** BEGIN SELECTION **

Whatchamacallits

He was a member of a unique group of artisans. To our family he was Dad, Grandpa, Uncle Art or just plain Art.  He was my father-in-law and I called him Pop.

You see, Pop was a junker and he took a lot of flak for that.  You know the saying, “One man’s junk is another man’s treasure.”  Well Pop was a treasure hunter.  He was always able to look beyond the intrinsic value of an object and imagine the possibilities.  And we were all beneficiaries of that imagination.  If you knew Art Pencek, or someone like him, look around, you probably have one of their creations.

Pop never struggled with nomenclature for his artifacts… to him they were all just whatchamacallits. Whatchamacallits came all sizes, shapes and colors.  It’s origin may or may not have been a junk pile. But in our family, to be an official whatchamacallit, it had to be hand made, repainted, or refurbished by Pop.

You’re still not clear on what a whatchamacallit is?  You know that little thing you stand on when you can’t reach the very top shelf?  Toddlers sometimes stand on it to reach the wash basin in the bathroom?  That’s a whatchamacallit and we’ve got one.

You know that flat thing you put on the kitchen counter to carve your meat on? That’s a whatchamacallit and we’ve got two.  One for the Sunday roast and a giant one for the holiday turkey.

** END SELECTION **
** BEGIN PROVIDED INFORMATION **

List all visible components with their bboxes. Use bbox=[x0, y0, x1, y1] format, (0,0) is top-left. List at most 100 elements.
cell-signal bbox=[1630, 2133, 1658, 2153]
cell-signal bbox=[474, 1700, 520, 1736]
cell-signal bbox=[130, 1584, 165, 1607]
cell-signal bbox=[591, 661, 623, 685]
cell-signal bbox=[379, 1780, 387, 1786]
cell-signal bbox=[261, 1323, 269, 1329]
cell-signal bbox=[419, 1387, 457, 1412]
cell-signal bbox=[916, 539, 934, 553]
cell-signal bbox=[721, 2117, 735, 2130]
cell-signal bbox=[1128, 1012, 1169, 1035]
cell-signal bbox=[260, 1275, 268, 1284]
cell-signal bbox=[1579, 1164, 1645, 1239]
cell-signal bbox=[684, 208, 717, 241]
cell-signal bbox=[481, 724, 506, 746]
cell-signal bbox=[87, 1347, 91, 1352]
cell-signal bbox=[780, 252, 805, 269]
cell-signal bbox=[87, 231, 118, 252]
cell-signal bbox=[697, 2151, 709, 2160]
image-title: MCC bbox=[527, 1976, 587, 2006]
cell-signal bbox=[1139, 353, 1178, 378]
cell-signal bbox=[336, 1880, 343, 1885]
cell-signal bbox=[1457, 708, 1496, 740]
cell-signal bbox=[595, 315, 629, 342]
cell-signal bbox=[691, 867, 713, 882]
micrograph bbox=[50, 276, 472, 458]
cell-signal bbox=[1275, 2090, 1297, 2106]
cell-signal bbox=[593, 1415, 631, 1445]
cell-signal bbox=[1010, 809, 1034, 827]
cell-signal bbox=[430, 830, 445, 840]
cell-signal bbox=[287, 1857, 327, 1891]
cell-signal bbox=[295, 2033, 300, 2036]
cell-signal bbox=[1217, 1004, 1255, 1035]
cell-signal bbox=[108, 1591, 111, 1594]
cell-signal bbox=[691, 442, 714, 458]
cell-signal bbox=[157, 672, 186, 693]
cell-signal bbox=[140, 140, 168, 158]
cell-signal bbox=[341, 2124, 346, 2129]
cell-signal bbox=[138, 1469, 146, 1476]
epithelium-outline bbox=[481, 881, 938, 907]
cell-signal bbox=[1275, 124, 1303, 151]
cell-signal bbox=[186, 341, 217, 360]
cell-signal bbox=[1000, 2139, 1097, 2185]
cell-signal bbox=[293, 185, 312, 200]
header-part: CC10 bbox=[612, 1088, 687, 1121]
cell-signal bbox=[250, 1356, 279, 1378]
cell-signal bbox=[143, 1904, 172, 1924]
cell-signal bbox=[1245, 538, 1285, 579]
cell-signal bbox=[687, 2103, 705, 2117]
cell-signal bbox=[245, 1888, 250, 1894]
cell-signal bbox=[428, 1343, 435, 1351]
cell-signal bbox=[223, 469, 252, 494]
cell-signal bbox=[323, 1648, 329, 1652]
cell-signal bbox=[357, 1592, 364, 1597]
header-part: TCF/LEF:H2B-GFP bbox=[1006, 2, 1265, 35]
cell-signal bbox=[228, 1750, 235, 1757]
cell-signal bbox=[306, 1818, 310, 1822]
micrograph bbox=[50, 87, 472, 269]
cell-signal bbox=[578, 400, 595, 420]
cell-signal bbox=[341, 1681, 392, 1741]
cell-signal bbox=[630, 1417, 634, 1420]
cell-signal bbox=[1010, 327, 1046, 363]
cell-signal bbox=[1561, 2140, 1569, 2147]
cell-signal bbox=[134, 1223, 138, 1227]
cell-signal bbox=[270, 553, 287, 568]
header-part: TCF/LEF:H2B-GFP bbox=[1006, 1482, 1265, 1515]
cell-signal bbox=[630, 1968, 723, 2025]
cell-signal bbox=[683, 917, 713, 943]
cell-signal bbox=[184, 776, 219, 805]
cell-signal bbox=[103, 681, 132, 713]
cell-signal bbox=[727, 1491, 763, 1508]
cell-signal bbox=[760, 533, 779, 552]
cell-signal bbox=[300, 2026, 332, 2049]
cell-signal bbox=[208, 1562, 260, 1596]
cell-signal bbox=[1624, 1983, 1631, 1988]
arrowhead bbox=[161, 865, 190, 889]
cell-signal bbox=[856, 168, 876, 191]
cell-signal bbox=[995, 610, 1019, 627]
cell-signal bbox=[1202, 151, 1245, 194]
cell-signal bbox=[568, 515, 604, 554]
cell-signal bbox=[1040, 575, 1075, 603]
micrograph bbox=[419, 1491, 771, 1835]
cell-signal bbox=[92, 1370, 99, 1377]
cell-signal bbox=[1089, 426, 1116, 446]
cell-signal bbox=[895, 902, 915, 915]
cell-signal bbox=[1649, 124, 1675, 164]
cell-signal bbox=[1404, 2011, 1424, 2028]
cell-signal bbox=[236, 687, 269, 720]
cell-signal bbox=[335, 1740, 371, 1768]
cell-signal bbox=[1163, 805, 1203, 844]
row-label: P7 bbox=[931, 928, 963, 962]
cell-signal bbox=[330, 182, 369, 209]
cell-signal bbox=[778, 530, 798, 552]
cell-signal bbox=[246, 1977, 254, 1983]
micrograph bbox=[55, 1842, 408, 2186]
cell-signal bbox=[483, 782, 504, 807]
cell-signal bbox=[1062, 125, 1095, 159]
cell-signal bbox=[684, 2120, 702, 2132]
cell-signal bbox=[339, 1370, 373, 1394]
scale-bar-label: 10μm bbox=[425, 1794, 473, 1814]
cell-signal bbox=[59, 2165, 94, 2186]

** END PROVIDED INFORMATION **

=== PROBLEMS TO WORK ON ===
**A)** Duplicate the stretch of the whatchamacallits essay from "He was a member" through "called him Pop.".
**B)** List every name that the whatchamacallits essay says the family and the writer used for the man it describes.
**C)** Take the essay about the whatchamacallits further, beginning after its final sentence.

=== RESULTS OF THE EXERCISE ===
**A)**
He was a member of a unique group of artisans. To our family he was Dad, Grandpa, Uncle Art or just plain Art.  He was my father-in-law and I called him Pop.

**B)** Dad, Grandpa, Uncle Art, Art, Pop

**C)**
Then there’s those cast aluminum L shaped whatchamacallits you put at each end of a stack of books to hold them up.  Ours depicts two foundry workers pouring a mold. I have a pair of those right here on my computer desk and if you know the story, they are truly collector’s items.

Did you need a very special whatchamacallit?  Say a special thingy to open the waste valve on the wing of a Boeing 707?  Stop by Pop’s basement workshop, he’d manufacture a custom one for you, from materials at hand.  You need one?  I know a grandson of his who’s got one… but he probably won’t let you have it. And the shop is closed now. You see, this year is the 10th Anniversary of Pop’s death.

So take a moment.  Look around your home, shop, garage.  See any whatchamacallits?  Then you knew Arthur Herman Pencek or a kindred spirit of his.

I looked around.  We have a whatchamacallit in almost every room in the house. There are several more in the garage.  We were lucky.  We knew him well.  We love you Pop.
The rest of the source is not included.